## Start Input material

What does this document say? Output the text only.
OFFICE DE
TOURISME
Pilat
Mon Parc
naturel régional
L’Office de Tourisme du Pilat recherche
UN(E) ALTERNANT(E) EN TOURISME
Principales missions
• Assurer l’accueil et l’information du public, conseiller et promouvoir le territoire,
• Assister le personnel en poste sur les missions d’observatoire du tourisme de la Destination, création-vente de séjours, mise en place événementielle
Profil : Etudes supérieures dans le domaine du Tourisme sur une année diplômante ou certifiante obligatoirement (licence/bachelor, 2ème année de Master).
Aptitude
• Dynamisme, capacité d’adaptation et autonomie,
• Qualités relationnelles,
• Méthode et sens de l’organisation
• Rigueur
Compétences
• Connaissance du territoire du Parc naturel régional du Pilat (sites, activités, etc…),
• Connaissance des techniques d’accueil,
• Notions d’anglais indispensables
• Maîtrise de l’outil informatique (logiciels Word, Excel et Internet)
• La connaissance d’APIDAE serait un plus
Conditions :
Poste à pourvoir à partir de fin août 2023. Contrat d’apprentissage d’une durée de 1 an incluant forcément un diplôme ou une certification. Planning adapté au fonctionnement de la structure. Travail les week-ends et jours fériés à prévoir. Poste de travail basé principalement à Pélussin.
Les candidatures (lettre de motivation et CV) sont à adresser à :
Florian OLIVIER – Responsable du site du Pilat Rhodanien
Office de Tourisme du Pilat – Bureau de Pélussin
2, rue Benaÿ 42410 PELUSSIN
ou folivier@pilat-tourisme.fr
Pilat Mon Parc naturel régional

## End Input material

What is needed
Search the entries for the string "Parc" and collect each line that has it.

Written response
Mon Parc
• Connaissance du territoire du Parc naturel régional du Pilat (sites, activités, etc…),
Pilat Mon Parc naturel régional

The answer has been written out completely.